> _What is expected_
Give every line of the material again, exactly as written.
[start of Supplied material]
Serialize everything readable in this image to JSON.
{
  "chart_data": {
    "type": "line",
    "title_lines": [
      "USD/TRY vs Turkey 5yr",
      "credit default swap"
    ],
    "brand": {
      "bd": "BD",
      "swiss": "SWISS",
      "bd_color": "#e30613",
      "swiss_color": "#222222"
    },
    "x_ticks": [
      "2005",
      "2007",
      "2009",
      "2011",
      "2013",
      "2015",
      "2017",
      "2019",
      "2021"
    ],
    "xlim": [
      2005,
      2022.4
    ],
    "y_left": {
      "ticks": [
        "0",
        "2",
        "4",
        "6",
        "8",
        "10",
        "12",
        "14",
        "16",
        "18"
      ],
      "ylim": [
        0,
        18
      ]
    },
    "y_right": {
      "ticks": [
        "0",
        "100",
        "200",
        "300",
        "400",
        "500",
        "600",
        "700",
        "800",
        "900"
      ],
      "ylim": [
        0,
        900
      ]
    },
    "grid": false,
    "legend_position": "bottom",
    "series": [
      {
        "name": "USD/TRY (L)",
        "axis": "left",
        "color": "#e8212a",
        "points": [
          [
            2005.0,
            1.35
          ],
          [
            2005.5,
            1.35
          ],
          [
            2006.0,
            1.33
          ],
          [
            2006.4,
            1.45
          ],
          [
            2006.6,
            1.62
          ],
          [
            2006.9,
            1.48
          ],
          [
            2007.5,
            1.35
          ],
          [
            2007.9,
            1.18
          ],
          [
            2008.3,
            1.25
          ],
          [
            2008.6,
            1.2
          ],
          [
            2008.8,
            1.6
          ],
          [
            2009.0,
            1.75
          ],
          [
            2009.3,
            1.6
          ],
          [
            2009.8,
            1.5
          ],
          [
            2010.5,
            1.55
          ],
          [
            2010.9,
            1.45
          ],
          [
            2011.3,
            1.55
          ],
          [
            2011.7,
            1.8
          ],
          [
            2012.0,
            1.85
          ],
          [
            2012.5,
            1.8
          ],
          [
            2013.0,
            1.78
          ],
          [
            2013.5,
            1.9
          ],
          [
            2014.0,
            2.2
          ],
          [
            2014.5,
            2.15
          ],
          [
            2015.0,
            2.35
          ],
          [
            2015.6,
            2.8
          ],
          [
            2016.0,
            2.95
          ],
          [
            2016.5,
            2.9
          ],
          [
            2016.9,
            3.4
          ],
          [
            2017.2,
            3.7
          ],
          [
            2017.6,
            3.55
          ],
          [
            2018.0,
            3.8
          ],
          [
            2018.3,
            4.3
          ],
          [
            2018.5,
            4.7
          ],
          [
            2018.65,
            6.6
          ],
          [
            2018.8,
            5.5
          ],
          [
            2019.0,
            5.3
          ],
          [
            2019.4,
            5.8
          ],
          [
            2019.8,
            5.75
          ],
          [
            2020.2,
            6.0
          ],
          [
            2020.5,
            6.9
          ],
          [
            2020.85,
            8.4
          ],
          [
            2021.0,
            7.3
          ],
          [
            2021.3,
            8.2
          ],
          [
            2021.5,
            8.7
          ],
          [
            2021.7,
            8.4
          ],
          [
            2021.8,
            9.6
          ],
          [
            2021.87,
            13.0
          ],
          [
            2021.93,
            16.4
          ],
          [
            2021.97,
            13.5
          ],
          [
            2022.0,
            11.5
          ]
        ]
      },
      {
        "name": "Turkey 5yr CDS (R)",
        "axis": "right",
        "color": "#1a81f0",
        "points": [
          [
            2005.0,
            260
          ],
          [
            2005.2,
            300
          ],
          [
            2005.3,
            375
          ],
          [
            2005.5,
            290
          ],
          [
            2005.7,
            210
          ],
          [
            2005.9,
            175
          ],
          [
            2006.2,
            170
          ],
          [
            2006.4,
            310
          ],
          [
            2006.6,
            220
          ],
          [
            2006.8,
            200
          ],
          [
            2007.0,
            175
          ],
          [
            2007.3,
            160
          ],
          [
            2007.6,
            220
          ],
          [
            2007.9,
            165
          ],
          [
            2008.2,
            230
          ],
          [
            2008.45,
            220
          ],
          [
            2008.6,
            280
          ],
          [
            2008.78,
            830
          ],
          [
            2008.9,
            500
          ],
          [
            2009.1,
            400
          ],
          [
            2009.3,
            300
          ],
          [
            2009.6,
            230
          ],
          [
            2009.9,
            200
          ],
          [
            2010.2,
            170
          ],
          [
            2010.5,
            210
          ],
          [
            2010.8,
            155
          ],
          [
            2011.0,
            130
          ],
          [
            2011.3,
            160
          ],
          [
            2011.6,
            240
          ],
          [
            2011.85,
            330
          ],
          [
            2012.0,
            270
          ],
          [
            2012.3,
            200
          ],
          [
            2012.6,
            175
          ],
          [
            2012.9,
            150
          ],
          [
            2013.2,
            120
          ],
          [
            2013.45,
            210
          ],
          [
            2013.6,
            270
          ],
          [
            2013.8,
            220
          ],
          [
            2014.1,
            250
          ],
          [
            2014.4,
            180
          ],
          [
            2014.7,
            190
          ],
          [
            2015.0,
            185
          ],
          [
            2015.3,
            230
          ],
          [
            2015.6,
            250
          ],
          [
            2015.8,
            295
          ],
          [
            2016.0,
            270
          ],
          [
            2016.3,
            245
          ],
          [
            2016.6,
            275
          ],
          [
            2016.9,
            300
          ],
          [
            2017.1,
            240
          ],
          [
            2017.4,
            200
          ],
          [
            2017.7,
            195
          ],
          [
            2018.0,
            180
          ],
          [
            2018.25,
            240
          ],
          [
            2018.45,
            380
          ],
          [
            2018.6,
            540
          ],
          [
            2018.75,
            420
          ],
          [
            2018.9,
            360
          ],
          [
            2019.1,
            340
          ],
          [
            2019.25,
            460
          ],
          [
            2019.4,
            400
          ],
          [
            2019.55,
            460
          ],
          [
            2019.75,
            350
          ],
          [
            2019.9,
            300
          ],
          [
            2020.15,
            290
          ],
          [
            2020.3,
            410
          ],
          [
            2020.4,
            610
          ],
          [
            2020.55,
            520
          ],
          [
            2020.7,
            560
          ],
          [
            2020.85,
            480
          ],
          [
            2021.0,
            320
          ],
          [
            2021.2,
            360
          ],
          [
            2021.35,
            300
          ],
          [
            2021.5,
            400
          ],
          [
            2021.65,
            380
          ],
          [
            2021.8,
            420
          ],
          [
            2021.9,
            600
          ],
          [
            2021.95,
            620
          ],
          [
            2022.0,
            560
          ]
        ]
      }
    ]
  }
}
[end of Supplied material]
> _The result_
Serialize everything readable in this image to JSON.
{
  "chart_data": {
    "type": "line",
    "title_lines": [
      "USD/TRY vs Turkey 5yr",
      "credit default swap"
    ],
    "brand": {
      "bd": "BD",
      "swiss": "SWISS",
      "bd_color": "#e30613",
      "swiss_color": "#222222"
    },
    "x_ticks": [
      "2005",
      "2007",
      "2009",
      "2011",
      "2013",
      "2015",
      "2017",
      "2019",
      "2021"
    ],
    "xlim": [
      2005,
      2022.4
    ],
    "y_left": {
      "ticks": [
        "0",
        "2",
        "4",
        "6",
        "8",
        "10",
        "12",
        "14",
        "16",
        "18"
      ],
      "ylim": [
        0,
        18
      ]
    },
    "y_right": {
      "ticks": [
        "0",
        "100",
        "200",
        "300",
        "400",
        "500",
        "600",
        "700",
        "800",
        "900"
      ],
      "ylim": [
        0,
        900
      ]
    },
    "grid": false,
    "legend_position": "bottom",
    "series": [
      {
        "name": "USD/TRY (L)",
        "axis": "left",
        "color": "#e8212a",
        "points": [
          [
            2005.0,
            1.35
          ],
          [
            2005.5,
            1.35
          ],
          [
            2006.0,
            1.33
          ],
          [
            2006.4,
            1.45
          ],
          [
            2006.6,
            1.62
          ],
          [
            2006.9,
            1.48
          ],
          [
            2007.5,
            1.35
          ],
          [
            2007.9,
            1.18
          ],
          [
            2008.3,
            1.25
          ],
          [
            2008.6,
            1.2
          ],
          [
            2008.8,
            1.6
          ],
          [
            2009.0,
            1.75
          ],
          [
            2009.3,
            1.6
          ],
          [
            2009.8,
            1.5
          ],
          [
            2010.5,
            1.55
          ],
          [
            2010.9,
            1.45
          ],
          [
            2011.3,
            1.55
          ],
          [
            2011.7,
            1.8
          ],
          [
            2012.0,
            1.85
          ],
          [
            2012.5,
            1.8
          ],
          [
            2013.0,
            1.78
          ],
          [
            2013.5,
            1.9
          ],
          [
            2014.0,
            2.2
          ],
          [
            2014.5,
            2.15
          ],
          [
            2015.0,
            2.35
          ],
          [
            2015.6,
            2.8
          ],
          [
            2016.0,
            2.95
          ],
          [
            2016.5,
            2.9
          ],
          [
            2016.9,
            3.4
          ],
          [
            2017.2,
            3.7
          ],
          [
            2017.6,
            3.55
          ],
          [
            2018.0,
            3.8
          ],
          [
            2018.3,
            4.3
          ],
          [
            2018.5,
            4.7
          ],
          [
            2018.65,
            6.6
          ],
          [
            2018.8,
            5.5
          ],
          [
            2019.0,
            5.3
          ],
          [
            2019.4,
            5.8
          ],
          [
            2019.8,
            5.75
          ],
          [
            2020.2,
            6.0
          ],
          [
            2020.5,
            6.9
          ],
          [
            2020.85,
            8.4
          ],
          [
            2021.0,
            7.3
          ],
          [
            2021.3,
            8.2
          ],
          [
            2021.5,
            8.7
          ],
          [
            2021.7,
            8.4
          ],
          [
            2021.8,
            9.6
          ],
          [
            2021.87,
            13.0
          ],
          [
            2021.93,
            16.4
          ],
          [
            2021.97,
            13.5
          ],
          [
            2022.0,
            11.5
          ]
        ]
      },
      {
        "name": "Turkey 5yr CDS (R)",
        "axis": "right",
        "color": "#1a81f0",
        "points": [
          [
            2005.0,
            260
          ],
          [
            2005.2,
            300
          ],
          [
            2005.3,
            375
          ],
          [
            2005.5,
            290
          ],
          [
            2005.7,
            210
          ],
          [
            2005.9,
            175
          ],
          [
            2006.2,
            170
          ],
          [
            2006.4,
            310
          ],
          [
            2006.6,
            220
          ],
          [
            2006.8,
            200
          ],
          [
            2007.0,
            175
          ],
          [
            2007.3,
            160
          ],
          [
            2007.6,
            220
          ],
          [
            2007.9,
            165
          ],
          [
            2008.2,
            230
          ],
          [
            2008.45,
            220
          ],
          [
            2008.6,
            280
          ],
          [
            2008.78,
            830
          ],
          [
            2008.9,
            500
          ],
          [
            2009.1,
            400
          ],
          [
            2009.3,
            300
          ],
          [
            2009.6,
            230
          ],
          [
            2009.9,
            200
          ],
          [
            2010.2,
            170
          ],
          [
            2010.5,
            210
          ],
          [
            2010.8,
            155
          ],
          [
            2011.0,
            130
          ],
          [
            2011.3,
            160
          ],
          [
            2011.6,
            240
          ],
          [
            2011.85,
            330
          ],
          [
            2012.0,
            270
          ],
          [
            2012.3,
            200
          ],
          [
            2012.6,
            175
          ],
          [
            2012.9,
            150
          ],
          [
            2013.2,
            120
          ],
          [
            2013.45,
            210
          ],
          [
            2013.6,
            270
          ],
          [
            2013.8,
            220
          ],
          [
            2014.1,
            250
          ],
          [
            2014.4,
            180
          ],
          [
            2014.7,
            190
          ],
          [
            2015.0,
            185
          ],
          [
            2015.3,
            230
          ],
          [
            2015.6,
            250
          ],
          [
            2015.8,
            295
          ],
          [
            2016.0,
            270
          ],
          [
            2016.3,
            245
          ],
          [
            2016.6,
            275
          ],
          [
            2016.9,
            300
          ],
          [
            2017.1,
            240
          ],
          [
            2017.4,
            200
          ],
          [
            2017.7,
            195
          ],
          [
            2018.0,
            180
          ],
          [
            2018.25,
            240
          ],
          [
            2018.45,
            380
          ],
          [
            2018.6,
            540
          ],
          [
            2018.75,
            420
          ],
          [
            2018.9,
            360
          ],
          [
            2019.1,
            340
          ],
          [
            2019.25,
            460
          ],
          [
            2019.4,
            400
          ],
          [
            2019.55,
            460
          ],
          [
            2019.75,
            350
          ],
          [
            2019.9,
            300
          ],
          [
            2020.15,
            290
          ],
          [
            2020.3,
            410
          ],
          [
            2020.4,
            610
          ],
          [
            2020.55,
            520
          ],
          [
            2020.7,
            560
          ],
          [
            2020.85,
            480
          ],
          [
            2021.0,
            320
          ],
          [
            2021.2,
            360
          ],
          [
            2021.35,
            300
          ],
          [
            2021.5,
            400
          ],
          [
            2021.65,
            380
          ],
          [
            2021.8,
            420
          ],
          [
            2021.9,
            600
          ],
          [
            2021.95,
            620
          ],
          [
            2022.0,
            560
          ]
        ]
      }
    ]
  }
}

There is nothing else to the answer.